_Exercise aim_
Reproduce the data exactly and drop any pictures it holds.

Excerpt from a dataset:
# # # # #

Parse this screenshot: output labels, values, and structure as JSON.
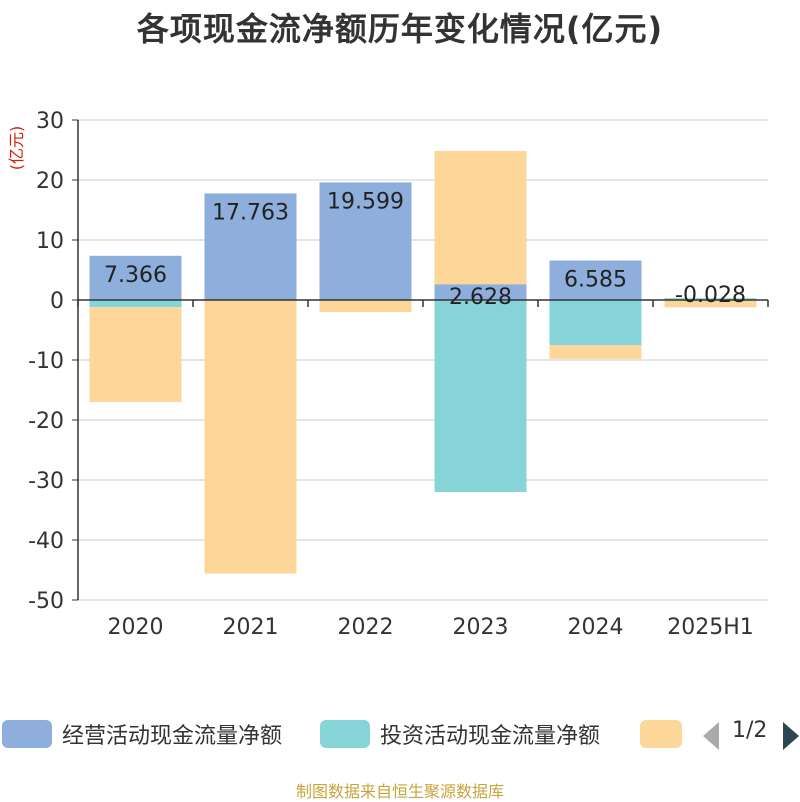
{
  "title": "各项现金流净额历年变化情况(亿元)",
  "source": "制图数据来自恒生聚源数据库",
  "legend_page": "1/2",
  "colors": {
    "operating": "#8eaedb",
    "investing": "#87d4d8",
    "financing": "#fdd79a"
  },
  "chart_data": {
    "type": "bar",
    "stacked": true,
    "title": "各项现金流净额历年变化情况(亿元)",
    "ylabel": "(亿元)",
    "ylim": [
      -50,
      30
    ],
    "yticks": [
      30,
      20,
      10,
      0,
      -10,
      -20,
      -30,
      -40,
      -50
    ],
    "grid": true,
    "legend_position": "bottom",
    "categories": [
      "2020",
      "2021",
      "2022",
      "2023",
      "2024",
      "2025H1"
    ],
    "series": [
      {
        "name": "经营活动现金流量净额",
        "values": [
          7.366,
          17.763,
          19.599,
          2.628,
          6.585,
          -0.028
        ],
        "labels": [
          "7.366",
          "17.763",
          "19.599",
          "2.628",
          "6.585",
          "-0.028"
        ]
      },
      {
        "name": "投资活动现金流量净额",
        "values": [
          -1.2,
          0,
          0,
          -32.0,
          -7.5,
          0.3
        ],
        "labels": []
      },
      {
        "name": "",
        "values": [
          -15.8,
          -45.6,
          -2.0,
          22.2,
          -2.3,
          -1.2
        ],
        "labels": []
      }
    ]
  }
}
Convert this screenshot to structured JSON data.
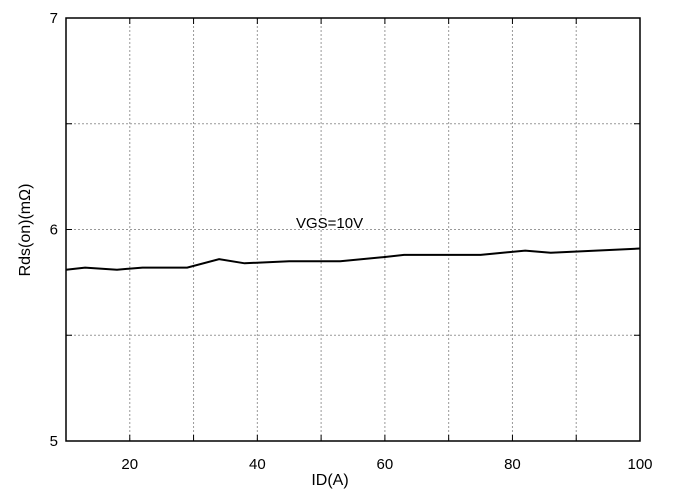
{
  "chart_data": {
    "type": "line",
    "title": "",
    "xlabel": "ID(A)",
    "ylabel": "Rds(on)(mΩ)",
    "xlim": [
      10,
      100
    ],
    "ylim": [
      5,
      7
    ],
    "x_ticks": [
      20,
      40,
      60,
      80,
      100
    ],
    "y_ticks": [
      5,
      6,
      7
    ],
    "x_grid": [
      20,
      30,
      40,
      50,
      60,
      70,
      80,
      90
    ],
    "y_grid": [
      5.5,
      6.0,
      6.5
    ],
    "grid": true,
    "annotation": "VGS=10V",
    "series": [
      {
        "x": [
          10,
          13,
          18,
          22,
          29,
          34,
          38,
          45,
          53,
          60,
          63,
          75,
          82,
          86,
          100
        ],
        "y": [
          5.81,
          5.82,
          5.81,
          5.82,
          5.82,
          5.86,
          5.84,
          5.85,
          5.85,
          5.87,
          5.88,
          5.88,
          5.9,
          5.89,
          5.91
        ],
        "color": "#000000"
      }
    ]
  }
}
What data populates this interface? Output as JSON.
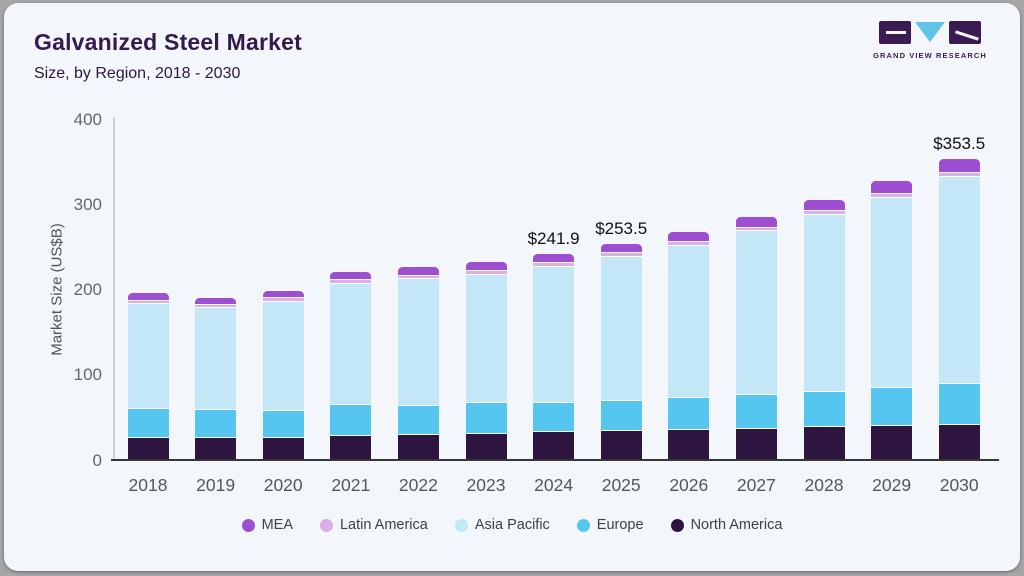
{
  "header": {
    "title": "Galvanized Steel Market",
    "subtitle": "Size, by Region, 2018 - 2030",
    "logo_brand": "GRAND VIEW RESEARCH"
  },
  "colors": {
    "card_bg": "#f3f6fa",
    "frame_bg": "#a6a6a6",
    "title_text": "#331a50",
    "axis_text": "#63676e",
    "x_axis_line": "#35353a",
    "y_axis_line": "#c9cdd6"
  },
  "chart_data": {
    "type": "bar",
    "stacked": true,
    "title": "Galvanized Steel Market Size, by Region, 2018 - 2030",
    "xlabel": "",
    "ylabel": "Market Size (US$B)",
    "ylim": [
      0,
      400
    ],
    "yticks": [
      0,
      100,
      200,
      300,
      400
    ],
    "grid": false,
    "legend_position": "bottom",
    "categories": [
      2018,
      2019,
      2020,
      2021,
      2022,
      2023,
      2024,
      2025,
      2026,
      2027,
      2028,
      2029,
      2030
    ],
    "series": [
      {
        "name": "North America",
        "color": "#2e1540",
        "values": [
          27.0,
          26.5,
          27.5,
          29.5,
          31.0,
          32.0,
          34.5,
          35.5,
          36.0,
          37.5,
          39.5,
          41.0,
          42.5
        ]
      },
      {
        "name": "Europe",
        "color": "#55c6ef",
        "values": [
          34.5,
          33.5,
          31.5,
          36.0,
          34.0,
          36.0,
          34.0,
          34.7,
          37.5,
          40.0,
          42.0,
          44.5,
          48.0
        ]
      },
      {
        "name": "Asia Pacific",
        "color": "#c4e7f8",
        "values": [
          123.0,
          119.5,
          128.0,
          142.5,
          148.3,
          150.8,
          159.7,
          169.5,
          179.5,
          192.3,
          207.8,
          223.6,
          243.2
        ]
      },
      {
        "name": "Latin America",
        "color": "#d9aee9",
        "values": [
          3.8,
          3.7,
          3.9,
          4.0,
          4.1,
          4.2,
          4.3,
          4.1,
          4.3,
          4.4,
          4.6,
          4.7,
          4.8
        ]
      },
      {
        "name": "MEA",
        "color": "#9e4fd1",
        "values": [
          7.7,
          7.6,
          8.0,
          8.8,
          9.0,
          9.2,
          9.4,
          9.7,
          10.2,
          10.6,
          11.6,
          13.7,
          15.0
        ]
      }
    ],
    "totals": [
      196.0,
      190.8,
      198.9,
      220.8,
      226.4,
      232.2,
      241.9,
      253.5,
      267.5,
      284.8,
      305.5,
      327.5,
      353.5
    ],
    "totals_labels": {
      "2024": "$241.9",
      "2025": "$253.5",
      "2030": "$353.5"
    },
    "legend": [
      "MEA",
      "Latin America",
      "Asia Pacific",
      "Europe",
      "North America"
    ]
  }
}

# # # # #

_Solution below_
Parse this screenshot: output labels, values, and structure as JSON.
{
  "title": "各项现金流净额历年变化情况(亿元)",
  "source": "制图数据来自恒生聚源数据库",
  "legend_page": "1/2",
  "colors": {
    "operating": "#8eaedb",
    "investing": "#87d4d8",
    "financing": "#fdd79a"
  },
  "chart_data": {
    "type": "bar",
    "stacked": true,
    "title": "各项现金流净额历年变化情况(亿元)",
    "ylabel": "(亿元)",
    "ylim": [
      -50,
      30
    ],
    "yticks": [
      30,
      20,
      10,
      0,
      -10,
      -20,
      -30,
      -40,
      -50
    ],
    "grid": true,
    "legend_position": "bottom",
    "categories": [
      "2020",
      "2021",
      "2022",
      "2023",
      "2024",
      "2025H1"
    ],
    "series": [
      {
        "name": "经营活动现金流量净额",
        "values": [
          7.366,
          17.763,
          19.599,
          2.628,
          6.585,
          -0.028
        ],
        "labels": [
          "7.366",
          "17.763",
          "19.599",
          "2.628",
          "6.585",
          "-0.028"
        ]
      },
      {
        "name": "投资活动现金流量净额",
        "values": [
          -1.2,
          0,
          0,
          -32.0,
          -7.5,
          0.3
        ],
        "labels": []
      },
      {
        "name": "",
        "values": [
          -15.8,
          -45.6,
          -2.0,
          22.2,
          -2.3,
          -1.2
        ],
        "labels": []
      }
    ]
  }
}
Convert this screenshot to structured JSON data.
{
  "chart_data": {
    "type": "line",
    "title": "",
    "xlabel": "ID(A)",
    "ylabel": "Rds(on)(mΩ)",
    "xlim": [
      10,
      100
    ],
    "ylim": [
      5,
      7
    ],
    "x_ticks": [
      20,
      40,
      60,
      80,
      100
    ],
    "y_ticks": [
      5,
      6,
      7
    ],
    "x_grid": [
      20,
      30,
      40,
      50,
      60,
      70,
      80,
      90
    ],
    "y_grid": [
      5.5,
      6.0,
      6.5
    ],
    "grid": true,
    "annotation": "VGS=10V",
    "series": [
      {
        "x": [
          10,
          13,
          18,
          22,
          29,
          34,
          38,
          45,
          53,
          60,
          63,
          75,
          82,
          86,
          100
        ],
        "y": [
          5.81,
          5.82,
          5.81,
          5.82,
          5.82,
          5.86,
          5.84,
          5.85,
          5.85,
          5.87,
          5.88,
          5.88,
          5.9,
          5.89,
          5.91
        ],
        "color": "#000000"
      }
    ]
  }
}
What data populates this interface? Output as JSON.
{
  "header": {
    "title": "Galvanized Steel Market",
    "subtitle": "Size, by Region, 2018 - 2030",
    "logo_brand": "GRAND VIEW RESEARCH"
  },
  "colors": {
    "card_bg": "#f3f6fa",
    "frame_bg": "#a6a6a6",
    "title_text": "#331a50",
    "axis_text": "#63676e",
    "x_axis_line": "#35353a",
    "y_axis_line": "#c9cdd6"
  },
  "chart_data": {
    "type": "bar",
    "stacked": true,
    "title": "Galvanized Steel Market Size, by Region, 2018 - 2030",
    "xlabel": "",
    "ylabel": "Market Size (US$B)",
    "ylim": [
      0,
      400
    ],
    "yticks": [
      0,
      100,
      200,
      300,
      400
    ],
    "grid": false,
    "legend_position": "bottom",
    "categories": [
      2018,
      2019,
      2020,
      2021,
      2022,
      2023,
      2024,
      2025,
      2026,
      2027,
      2028,
      2029,
      2030
    ],
    "series": [
      {
        "name": "North America",
        "color": "#2e1540",
        "values": [
          27.0,
          26.5,
          27.5,
          29.5,
          31.0,
          32.0,
          34.5,
          35.5,
          36.0,
          37.5,
          39.5,
          41.0,
          42.5
        ]
      },
      {
        "name": "Europe",
        "color": "#55c6ef",
        "values": [
          34.5,
          33.5,
          31.5,
          36.0,
          34.0,
          36.0,
          34.0,
          34.7,
          37.5,
          40.0,
          42.0,
          44.5,
          48.0
        ]
      },
      {
        "name": "Asia Pacific",
        "color": "#c4e7f8",
        "values": [
          123.0,
          119.5,
          128.0,
          142.5,
          148.3,
          150.8,
          159.7,
          169.5,
          179.5,
          192.3,
          207.8,
          223.6,
          243.2
        ]
      },
      {
        "name": "Latin America",
        "color": "#d9aee9",
        "values": [
          3.8,
          3.7,
          3.9,
          4.0,
          4.1,
          4.2,
          4.3,
          4.1,
          4.3,
          4.4,
          4.6,
          4.7,
          4.8
        ]
      },
      {
        "name": "MEA",
        "color": "#9e4fd1",
        "values": [
          7.7,
          7.6,
          8.0,
          8.8,
          9.0,
          9.2,
          9.4,
          9.7,
          10.2,
          10.6,
          11.6,
          13.7,
          15.0
        ]
      }
    ],
    "totals": [
      196.0,
      190.8,
      198.9,
      220.8,
      226.4,
      232.2,
      241.9,
      253.5,
      267.5,
      284.8,
      305.5,
      327.5,
      353.5
    ],
    "totals_labels": {
      "2024": "$241.9",
      "2025": "$253.5",
      "2030": "$353.5"
    },
    "legend": [
      "MEA",
      "Latin America",
      "Asia Pacific",
      "Europe",
      "North America"
    ]
  }
}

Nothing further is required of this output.